___ RECORDS TO USE
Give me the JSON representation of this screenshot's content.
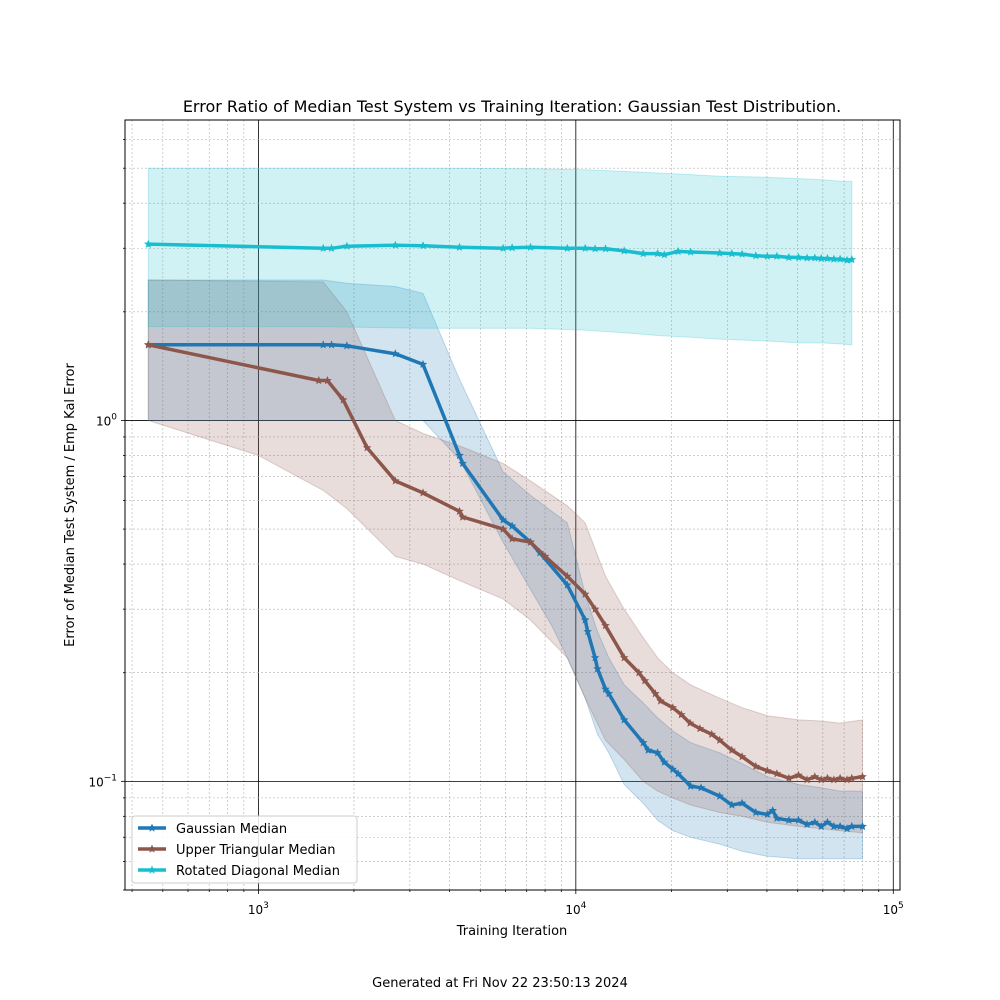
{
  "chart_data": {
    "type": "line",
    "title": "Error Ratio of Median Test System vs Training Iteration: Gaussian Test Distribution.",
    "xlabel": "Training Iteration",
    "ylabel": "Error of Median Test System / Emp Kal Error",
    "xscale": "log",
    "yscale": "log",
    "xlim": [
      380,
      105000
    ],
    "ylim": [
      0.05,
      6.8
    ],
    "x_major_ticks": [
      1000,
      10000,
      100000
    ],
    "x_tick_labels": [
      {
        "base": "10",
        "exp": "3"
      },
      {
        "base": "10",
        "exp": "4"
      },
      {
        "base": "10",
        "exp": "5"
      }
    ],
    "y_major_ticks": [
      0.1,
      1.0
    ],
    "y_tick_labels": [
      {
        "base": "10",
        "exp": "−1"
      },
      {
        "base": "10",
        "exp": "0"
      }
    ],
    "grid": true,
    "legend_position": "bottom-left",
    "series": [
      {
        "name": "Gaussian Median",
        "color": "#1f77b4",
        "points": [
          [
            450,
            1.62
          ],
          [
            1600,
            1.62
          ],
          [
            1700,
            1.62
          ],
          [
            1900,
            1.61
          ],
          [
            2700,
            1.53
          ],
          [
            3300,
            1.43
          ],
          [
            4300,
            0.8
          ],
          [
            4400,
            0.76
          ],
          [
            5900,
            0.53
          ],
          [
            6300,
            0.51
          ],
          [
            7200,
            0.46
          ],
          [
            7700,
            0.43
          ],
          [
            9400,
            0.35
          ],
          [
            10700,
            0.28
          ],
          [
            10900,
            0.26
          ],
          [
            11500,
            0.22
          ],
          [
            11700,
            0.205
          ],
          [
            12400,
            0.18
          ],
          [
            12700,
            0.175
          ],
          [
            14200,
            0.148
          ],
          [
            16300,
            0.128
          ],
          [
            16900,
            0.122
          ],
          [
            18100,
            0.12
          ],
          [
            19000,
            0.113
          ],
          [
            20200,
            0.108
          ],
          [
            21000,
            0.105
          ],
          [
            23000,
            0.097
          ],
          [
            24800,
            0.096
          ],
          [
            28400,
            0.091
          ],
          [
            31000,
            0.086
          ],
          [
            33400,
            0.087
          ],
          [
            36900,
            0.082
          ],
          [
            40100,
            0.081
          ],
          [
            41700,
            0.083
          ],
          [
            43000,
            0.079
          ],
          [
            46900,
            0.078
          ],
          [
            50300,
            0.078
          ],
          [
            53500,
            0.076
          ],
          [
            56600,
            0.077
          ],
          [
            59300,
            0.075
          ],
          [
            62000,
            0.077
          ],
          [
            65000,
            0.075
          ],
          [
            68000,
            0.075
          ],
          [
            71500,
            0.074
          ],
          [
            74000,
            0.075
          ],
          [
            80000,
            0.075
          ]
        ],
        "band_lower": [
          [
            450,
            1.0
          ],
          [
            1600,
            1.0
          ],
          [
            1900,
            1.0
          ],
          [
            2700,
            1.0
          ],
          [
            3300,
            1.0
          ],
          [
            4300,
            0.78
          ],
          [
            5900,
            0.46
          ],
          [
            7200,
            0.34
          ],
          [
            8400,
            0.27
          ],
          [
            9400,
            0.22
          ],
          [
            10700,
            0.17
          ],
          [
            11700,
            0.135
          ],
          [
            12700,
            0.12
          ],
          [
            14200,
            0.098
          ],
          [
            16300,
            0.087
          ],
          [
            18100,
            0.078
          ],
          [
            20200,
            0.073
          ],
          [
            23000,
            0.07
          ],
          [
            28400,
            0.067
          ],
          [
            33400,
            0.064
          ],
          [
            40100,
            0.062
          ],
          [
            50300,
            0.061
          ],
          [
            59300,
            0.061
          ],
          [
            68000,
            0.061
          ],
          [
            80000,
            0.061
          ]
        ],
        "band_upper": [
          [
            450,
            2.45
          ],
          [
            1600,
            2.45
          ],
          [
            1900,
            2.4
          ],
          [
            2700,
            2.35
          ],
          [
            3300,
            2.25
          ],
          [
            4300,
            1.3
          ],
          [
            5900,
            0.72
          ],
          [
            7200,
            0.62
          ],
          [
            8400,
            0.56
          ],
          [
            9400,
            0.52
          ],
          [
            10700,
            0.33
          ],
          [
            11700,
            0.26
          ],
          [
            12700,
            0.22
          ],
          [
            14200,
            0.185
          ],
          [
            16300,
            0.165
          ],
          [
            18100,
            0.15
          ],
          [
            20200,
            0.138
          ],
          [
            23000,
            0.128
          ],
          [
            28400,
            0.12
          ],
          [
            33400,
            0.112
          ],
          [
            40100,
            0.103
          ],
          [
            50300,
            0.098
          ],
          [
            59300,
            0.096
          ],
          [
            68000,
            0.094
          ],
          [
            80000,
            0.094
          ]
        ]
      },
      {
        "name": "Upper Triangular Median",
        "color": "#8c564b",
        "points": [
          [
            450,
            1.62
          ],
          [
            1550,
            1.29
          ],
          [
            1650,
            1.29
          ],
          [
            1850,
            1.14
          ],
          [
            2200,
            0.84
          ],
          [
            2700,
            0.68
          ],
          [
            3300,
            0.63
          ],
          [
            4300,
            0.56
          ],
          [
            4400,
            0.54
          ],
          [
            5900,
            0.5
          ],
          [
            6300,
            0.47
          ],
          [
            7200,
            0.46
          ],
          [
            8000,
            0.42
          ],
          [
            9400,
            0.37
          ],
          [
            10700,
            0.33
          ],
          [
            11500,
            0.3
          ],
          [
            12400,
            0.27
          ],
          [
            14200,
            0.22
          ],
          [
            15800,
            0.2
          ],
          [
            16500,
            0.19
          ],
          [
            17800,
            0.175
          ],
          [
            18500,
            0.167
          ],
          [
            20200,
            0.16
          ],
          [
            21500,
            0.153
          ],
          [
            22900,
            0.145
          ],
          [
            24600,
            0.14
          ],
          [
            26800,
            0.135
          ],
          [
            28400,
            0.13
          ],
          [
            31000,
            0.122
          ],
          [
            33400,
            0.117
          ],
          [
            36900,
            0.11
          ],
          [
            40100,
            0.107
          ],
          [
            43000,
            0.105
          ],
          [
            46900,
            0.102
          ],
          [
            50300,
            0.104
          ],
          [
            53500,
            0.101
          ],
          [
            56600,
            0.103
          ],
          [
            59300,
            0.101
          ],
          [
            62000,
            0.102
          ],
          [
            65000,
            0.101
          ],
          [
            68000,
            0.102
          ],
          [
            71500,
            0.101
          ],
          [
            74000,
            0.102
          ],
          [
            80000,
            0.103
          ]
        ],
        "band_lower": [
          [
            450,
            1.0
          ],
          [
            1000,
            0.8
          ],
          [
            1600,
            0.64
          ],
          [
            1900,
            0.57
          ],
          [
            2700,
            0.42
          ],
          [
            3300,
            0.4
          ],
          [
            4300,
            0.36
          ],
          [
            5900,
            0.32
          ],
          [
            7200,
            0.28
          ],
          [
            9400,
            0.22
          ],
          [
            10700,
            0.17
          ],
          [
            12400,
            0.13
          ],
          [
            14200,
            0.115
          ],
          [
            16300,
            0.1
          ],
          [
            18100,
            0.094
          ],
          [
            20200,
            0.09
          ],
          [
            23000,
            0.086
          ],
          [
            28400,
            0.082
          ],
          [
            33400,
            0.08
          ],
          [
            40100,
            0.077
          ],
          [
            50300,
            0.075
          ],
          [
            59300,
            0.074
          ],
          [
            68000,
            0.073
          ],
          [
            80000,
            0.072
          ]
        ],
        "band_upper": [
          [
            450,
            2.45
          ],
          [
            1600,
            2.42
          ],
          [
            1900,
            2.0
          ],
          [
            2700,
            1.0
          ],
          [
            3300,
            0.92
          ],
          [
            4300,
            0.85
          ],
          [
            5900,
            0.76
          ],
          [
            7200,
            0.68
          ],
          [
            9400,
            0.58
          ],
          [
            10700,
            0.52
          ],
          [
            12400,
            0.37
          ],
          [
            14200,
            0.3
          ],
          [
            16300,
            0.25
          ],
          [
            18100,
            0.22
          ],
          [
            20200,
            0.2
          ],
          [
            23000,
            0.185
          ],
          [
            28400,
            0.17
          ],
          [
            33400,
            0.16
          ],
          [
            40100,
            0.152
          ],
          [
            50300,
            0.148
          ],
          [
            59300,
            0.147
          ],
          [
            68000,
            0.145
          ],
          [
            80000,
            0.148
          ]
        ]
      },
      {
        "name": "Rotated Diagonal Median",
        "color": "#17becf",
        "points": [
          [
            450,
            3.08
          ],
          [
            1600,
            3.0
          ],
          [
            1700,
            3.0
          ],
          [
            1900,
            3.04
          ],
          [
            2700,
            3.06
          ],
          [
            3300,
            3.05
          ],
          [
            4300,
            3.02
          ],
          [
            5900,
            3.0
          ],
          [
            6300,
            3.01
          ],
          [
            7200,
            3.02
          ],
          [
            9400,
            3.0
          ],
          [
            10700,
            3.0
          ],
          [
            11500,
            2.99
          ],
          [
            12400,
            2.99
          ],
          [
            14200,
            2.95
          ],
          [
            16300,
            2.9
          ],
          [
            18100,
            2.9
          ],
          [
            19000,
            2.88
          ],
          [
            21000,
            2.94
          ],
          [
            23000,
            2.93
          ],
          [
            28400,
            2.91
          ],
          [
            31000,
            2.9
          ],
          [
            33400,
            2.89
          ],
          [
            36900,
            2.86
          ],
          [
            40100,
            2.85
          ],
          [
            43000,
            2.85
          ],
          [
            46900,
            2.83
          ],
          [
            50300,
            2.83
          ],
          [
            53500,
            2.82
          ],
          [
            56600,
            2.82
          ],
          [
            59300,
            2.81
          ],
          [
            62000,
            2.81
          ],
          [
            65000,
            2.8
          ],
          [
            68000,
            2.8
          ],
          [
            71500,
            2.78
          ],
          [
            74000,
            2.79
          ]
        ],
        "band_lower": [
          [
            450,
            1.82
          ],
          [
            1600,
            1.82
          ],
          [
            3300,
            1.8
          ],
          [
            7200,
            1.8
          ],
          [
            10700,
            1.78
          ],
          [
            14200,
            1.75
          ],
          [
            18100,
            1.72
          ],
          [
            23000,
            1.7
          ],
          [
            28400,
            1.68
          ],
          [
            40100,
            1.66
          ],
          [
            50300,
            1.64
          ],
          [
            59300,
            1.64
          ],
          [
            68000,
            1.63
          ],
          [
            74000,
            1.62
          ]
        ],
        "band_upper": [
          [
            450,
            5.0
          ],
          [
            1600,
            5.0
          ],
          [
            3300,
            5.0
          ],
          [
            7200,
            4.98
          ],
          [
            10700,
            4.95
          ],
          [
            14200,
            4.9
          ],
          [
            18100,
            4.85
          ],
          [
            23000,
            4.8
          ],
          [
            28400,
            4.75
          ],
          [
            40100,
            4.72
          ],
          [
            50300,
            4.68
          ],
          [
            59300,
            4.65
          ],
          [
            68000,
            4.6
          ],
          [
            74000,
            4.6
          ]
        ]
      }
    ]
  },
  "footer": {
    "generated": "Generated at Fri Nov 22 23:50:13 2024"
  }
}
______
Locate all lines in the listing above with the word "Median" and copy them.

## TASK ANSWER
    "title": "Error Ratio of Median Test System vs Training Iteration: Gaussian Test Distribution.",
    "ylabel": "Error of Median Test System / Emp Kal Error",
        "name": "Gaussian Median",
        "name": "Upper Triangular Median",
        "name": "Rotated Diagonal Median",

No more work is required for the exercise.